### [Data shown]
□ □ □ □ □ □ □

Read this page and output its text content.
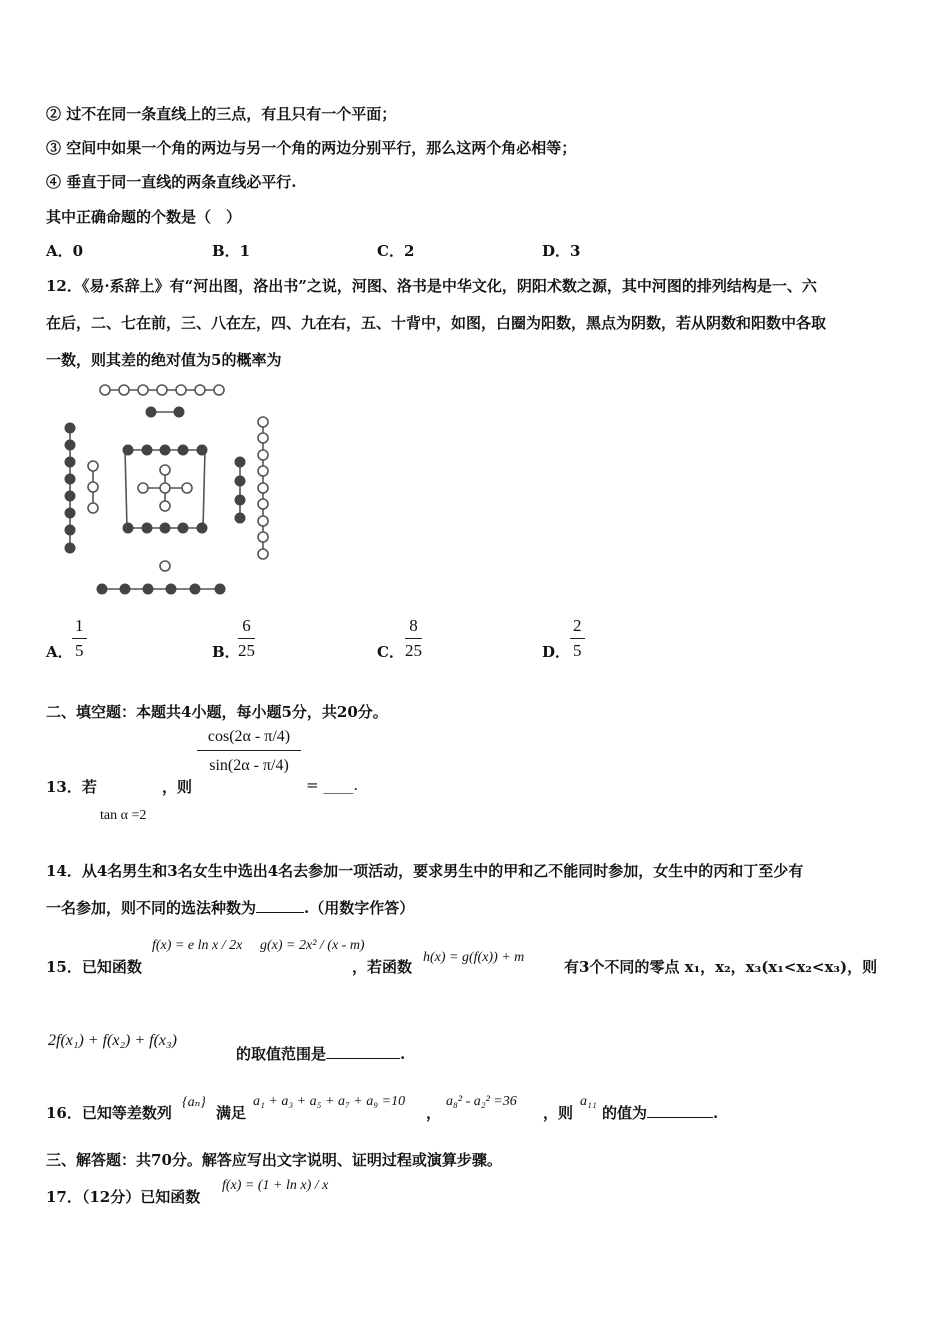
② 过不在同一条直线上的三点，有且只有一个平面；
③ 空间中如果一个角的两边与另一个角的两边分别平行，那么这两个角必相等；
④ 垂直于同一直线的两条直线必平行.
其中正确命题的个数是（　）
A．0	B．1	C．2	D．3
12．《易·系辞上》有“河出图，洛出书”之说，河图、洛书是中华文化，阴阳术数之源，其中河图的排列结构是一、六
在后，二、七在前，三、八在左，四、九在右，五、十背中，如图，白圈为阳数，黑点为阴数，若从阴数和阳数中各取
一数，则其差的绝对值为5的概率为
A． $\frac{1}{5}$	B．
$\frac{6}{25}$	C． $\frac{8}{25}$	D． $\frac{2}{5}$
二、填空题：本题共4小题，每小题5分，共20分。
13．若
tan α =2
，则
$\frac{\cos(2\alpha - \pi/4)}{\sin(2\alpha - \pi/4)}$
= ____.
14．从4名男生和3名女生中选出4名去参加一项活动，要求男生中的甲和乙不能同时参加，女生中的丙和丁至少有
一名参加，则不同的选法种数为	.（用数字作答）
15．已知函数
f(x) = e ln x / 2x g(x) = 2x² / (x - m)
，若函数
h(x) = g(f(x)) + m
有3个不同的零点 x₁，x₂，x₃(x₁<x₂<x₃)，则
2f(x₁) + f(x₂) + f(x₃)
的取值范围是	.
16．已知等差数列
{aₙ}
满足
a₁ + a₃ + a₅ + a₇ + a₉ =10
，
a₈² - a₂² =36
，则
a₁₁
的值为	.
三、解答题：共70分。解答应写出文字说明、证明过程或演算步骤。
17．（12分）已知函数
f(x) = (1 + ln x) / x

□ □ □ □ □ □ □

### [Task to complete]
Print the whole listing above once more, word for word, without its pictures.

### [Task response]
Read this page and output its text content.
② 过不在同一条直线上的三点，有且只有一个平面；
③ 空间中如果一个角的两边与另一个角的两边分别平行，那么这两个角必相等；
④ 垂直于同一直线的两条直线必平行.
其中正确命题的个数是（　）
A．0	B．1	C．2	D．3
12．《易·系辞上》有“河出图，洛出书”之说，河图、洛书是中华文化，阴阳术数之源，其中河图的排列结构是一、六
在后，二、七在前，三、八在左，四、九在右，五、十背中，如图，白圈为阳数，黑点为阴数，若从阴数和阳数中各取
一数，则其差的绝对值为5的概率为
A． $\frac{1}{5}$	B．
$\frac{6}{25}$	C． $\frac{8}{25}$	D． $\frac{2}{5}$
二、填空题：本题共4小题，每小题5分，共20分。
13．若
tan α =2
，则
$\frac{\cos(2\alpha - \pi/4)}{\sin(2\alpha - \pi/4)}$
= ____.
14．从4名男生和3名女生中选出4名去参加一项活动，要求男生中的甲和乙不能同时参加，女生中的丙和丁至少有
一名参加，则不同的选法种数为	.（用数字作答）
15．已知函数
f(x) = e ln x / 2x g(x) = 2x² / (x - m)
，若函数
h(x) = g(f(x)) + m
有3个不同的零点 x₁，x₂，x₃(x₁<x₂<x₃)，则
2f(x₁) + f(x₂) + f(x₃)
的取值范围是	.
16．已知等差数列
{aₙ}
满足
a₁ + a₃ + a₅ + a₇ + a₉ =10
，
a₈² - a₂² =36
，则
a₁₁
的值为	.
三、解答题：共70分。解答应写出文字说明、证明过程或演算步骤。
17．（12分）已知函数
f(x) = (1 + ln x) / x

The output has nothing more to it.